Given records:

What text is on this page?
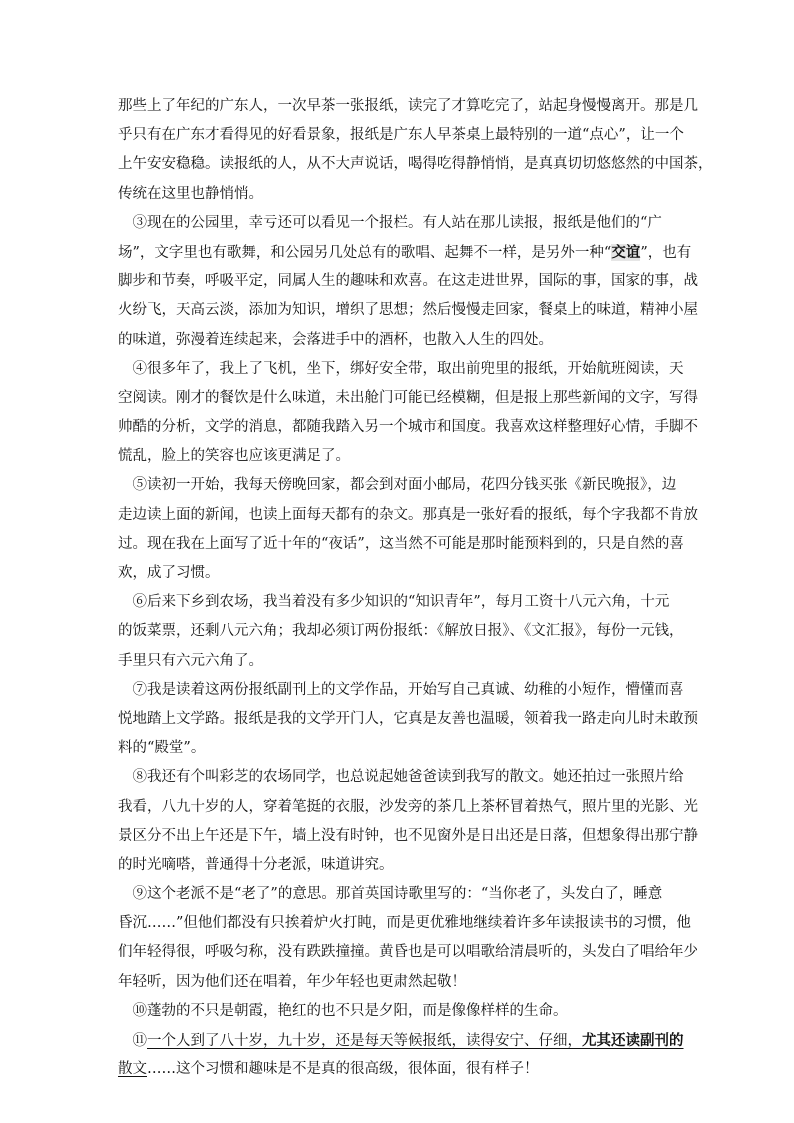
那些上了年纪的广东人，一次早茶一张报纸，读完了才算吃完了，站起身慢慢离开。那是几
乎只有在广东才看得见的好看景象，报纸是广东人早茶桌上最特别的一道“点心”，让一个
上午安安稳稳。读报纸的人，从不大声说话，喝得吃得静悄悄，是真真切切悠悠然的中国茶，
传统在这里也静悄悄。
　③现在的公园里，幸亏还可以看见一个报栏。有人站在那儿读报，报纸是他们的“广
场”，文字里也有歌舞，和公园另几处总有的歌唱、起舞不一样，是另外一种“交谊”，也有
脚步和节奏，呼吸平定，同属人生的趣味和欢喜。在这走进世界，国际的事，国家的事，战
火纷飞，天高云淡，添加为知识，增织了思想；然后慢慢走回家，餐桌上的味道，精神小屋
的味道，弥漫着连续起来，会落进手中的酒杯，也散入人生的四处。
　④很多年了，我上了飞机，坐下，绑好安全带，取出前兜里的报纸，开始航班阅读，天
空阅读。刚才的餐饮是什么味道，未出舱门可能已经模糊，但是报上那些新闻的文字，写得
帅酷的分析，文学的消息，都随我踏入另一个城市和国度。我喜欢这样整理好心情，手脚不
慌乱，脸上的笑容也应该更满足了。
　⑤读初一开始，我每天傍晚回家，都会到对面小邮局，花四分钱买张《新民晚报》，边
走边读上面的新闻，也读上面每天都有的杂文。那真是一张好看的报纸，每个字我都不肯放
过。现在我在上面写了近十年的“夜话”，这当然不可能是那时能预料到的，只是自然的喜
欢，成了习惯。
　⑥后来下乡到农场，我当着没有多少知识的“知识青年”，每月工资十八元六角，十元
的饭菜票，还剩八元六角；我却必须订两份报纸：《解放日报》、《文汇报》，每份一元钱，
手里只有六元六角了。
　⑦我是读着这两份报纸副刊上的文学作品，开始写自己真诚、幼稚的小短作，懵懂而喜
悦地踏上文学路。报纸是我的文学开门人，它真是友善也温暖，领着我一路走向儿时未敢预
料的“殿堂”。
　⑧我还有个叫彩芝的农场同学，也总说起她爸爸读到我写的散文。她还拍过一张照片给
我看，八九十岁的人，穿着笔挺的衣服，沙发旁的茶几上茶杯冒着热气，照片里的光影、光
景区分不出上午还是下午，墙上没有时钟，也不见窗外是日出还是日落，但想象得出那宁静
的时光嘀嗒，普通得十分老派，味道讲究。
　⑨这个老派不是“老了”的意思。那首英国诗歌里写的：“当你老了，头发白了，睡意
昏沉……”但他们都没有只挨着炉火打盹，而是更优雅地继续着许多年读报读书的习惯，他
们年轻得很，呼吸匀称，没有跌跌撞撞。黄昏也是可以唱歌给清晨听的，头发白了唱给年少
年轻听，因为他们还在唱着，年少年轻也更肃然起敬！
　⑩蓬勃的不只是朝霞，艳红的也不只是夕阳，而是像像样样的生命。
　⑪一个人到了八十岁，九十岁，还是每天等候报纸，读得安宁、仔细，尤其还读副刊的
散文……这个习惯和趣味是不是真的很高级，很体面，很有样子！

Exercise prompt: Print every entry exactly as written, without the pictures.

Output of the exercise:
What text is on this page?
那些上了年纪的广东人，一次早茶一张报纸，读完了才算吃完了，站起身慢慢离开。那是几
乎只有在广东才看得见的好看景象，报纸是广东人早茶桌上最特别的一道“点心”，让一个
上午安安稳稳。读报纸的人，从不大声说话，喝得吃得静悄悄，是真真切切悠悠然的中国茶，
传统在这里也静悄悄。
　③现在的公园里，幸亏还可以看见一个报栏。有人站在那儿读报，报纸是他们的“广
场”，文字里也有歌舞，和公园另几处总有的歌唱、起舞不一样，是另外一种“交谊”，也有
脚步和节奏，呼吸平定，同属人生的趣味和欢喜。在这走进世界，国际的事，国家的事，战
火纷飞，天高云淡，添加为知识，增织了思想；然后慢慢走回家，餐桌上的味道，精神小屋
的味道，弥漫着连续起来，会落进手中的酒杯，也散入人生的四处。
　④很多年了，我上了飞机，坐下，绑好安全带，取出前兜里的报纸，开始航班阅读，天
空阅读。刚才的餐饮是什么味道，未出舱门可能已经模糊，但是报上那些新闻的文字，写得
帅酷的分析，文学的消息，都随我踏入另一个城市和国度。我喜欢这样整理好心情，手脚不
慌乱，脸上的笑容也应该更满足了。
　⑤读初一开始，我每天傍晚回家，都会到对面小邮局，花四分钱买张《新民晚报》，边
走边读上面的新闻，也读上面每天都有的杂文。那真是一张好看的报纸，每个字我都不肯放
过。现在我在上面写了近十年的“夜话”，这当然不可能是那时能预料到的，只是自然的喜
欢，成了习惯。
　⑥后来下乡到农场，我当着没有多少知识的“知识青年”，每月工资十八元六角，十元
的饭菜票，还剩八元六角；我却必须订两份报纸：《解放日报》、《文汇报》，每份一元钱，
手里只有六元六角了。
　⑦我是读着这两份报纸副刊上的文学作品，开始写自己真诚、幼稚的小短作，懵懂而喜
悦地踏上文学路。报纸是我的文学开门人，它真是友善也温暖，领着我一路走向儿时未敢预
料的“殿堂”。
　⑧我还有个叫彩芝的农场同学，也总说起她爸爸读到我写的散文。她还拍过一张照片给
我看，八九十岁的人，穿着笔挺的衣服，沙发旁的茶几上茶杯冒着热气，照片里的光影、光
景区分不出上午还是下午，墙上没有时钟，也不见窗外是日出还是日落，但想象得出那宁静
的时光嘀嗒，普通得十分老派，味道讲究。
　⑨这个老派不是“老了”的意思。那首英国诗歌里写的：“当你老了，头发白了，睡意
昏沉……”但他们都没有只挨着炉火打盹，而是更优雅地继续着许多年读报读书的习惯，他
们年轻得很，呼吸匀称，没有跌跌撞撞。黄昏也是可以唱歌给清晨听的，头发白了唱给年少
年轻听，因为他们还在唱着，年少年轻也更肃然起敬！
　⑩蓬勃的不只是朝霞，艳红的也不只是夕阳，而是像像样样的生命。
　⑪一个人到了八十岁，九十岁，还是每天等候报纸，读得安宁、仔细，尤其还读副刊的
散文……这个习惯和趣味是不是真的很高级，很体面，很有样子！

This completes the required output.